··· Raw data ···

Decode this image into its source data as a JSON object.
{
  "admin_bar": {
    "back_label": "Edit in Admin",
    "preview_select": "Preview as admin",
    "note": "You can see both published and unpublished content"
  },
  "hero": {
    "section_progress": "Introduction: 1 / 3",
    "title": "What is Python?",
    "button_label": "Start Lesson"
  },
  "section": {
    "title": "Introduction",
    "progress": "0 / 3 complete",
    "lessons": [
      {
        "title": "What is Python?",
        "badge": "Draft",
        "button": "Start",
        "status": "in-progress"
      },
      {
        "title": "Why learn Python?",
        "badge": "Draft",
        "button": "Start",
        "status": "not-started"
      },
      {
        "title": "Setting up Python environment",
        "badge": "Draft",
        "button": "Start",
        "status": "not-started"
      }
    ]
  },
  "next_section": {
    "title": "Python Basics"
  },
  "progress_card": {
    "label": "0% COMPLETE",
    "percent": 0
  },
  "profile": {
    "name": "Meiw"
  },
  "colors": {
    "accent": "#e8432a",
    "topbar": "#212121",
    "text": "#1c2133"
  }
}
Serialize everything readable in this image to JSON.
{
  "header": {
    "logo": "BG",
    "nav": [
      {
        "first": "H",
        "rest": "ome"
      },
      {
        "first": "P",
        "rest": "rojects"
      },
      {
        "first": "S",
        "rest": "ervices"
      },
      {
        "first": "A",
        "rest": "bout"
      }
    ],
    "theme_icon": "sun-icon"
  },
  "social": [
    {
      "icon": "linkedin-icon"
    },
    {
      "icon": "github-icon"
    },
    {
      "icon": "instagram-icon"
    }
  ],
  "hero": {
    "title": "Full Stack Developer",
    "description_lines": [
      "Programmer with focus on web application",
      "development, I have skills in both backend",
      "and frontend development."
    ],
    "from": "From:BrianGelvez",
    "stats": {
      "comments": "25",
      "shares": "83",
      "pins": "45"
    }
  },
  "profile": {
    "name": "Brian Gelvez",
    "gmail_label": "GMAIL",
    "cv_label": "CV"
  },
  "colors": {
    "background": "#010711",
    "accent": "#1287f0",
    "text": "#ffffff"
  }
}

···

▶ Direction
Look for the word "this" and return every line where it occurs.

▶ Output below
Decode this image into its source data as a JSON object.
Serialize everything readable in this image to JSON.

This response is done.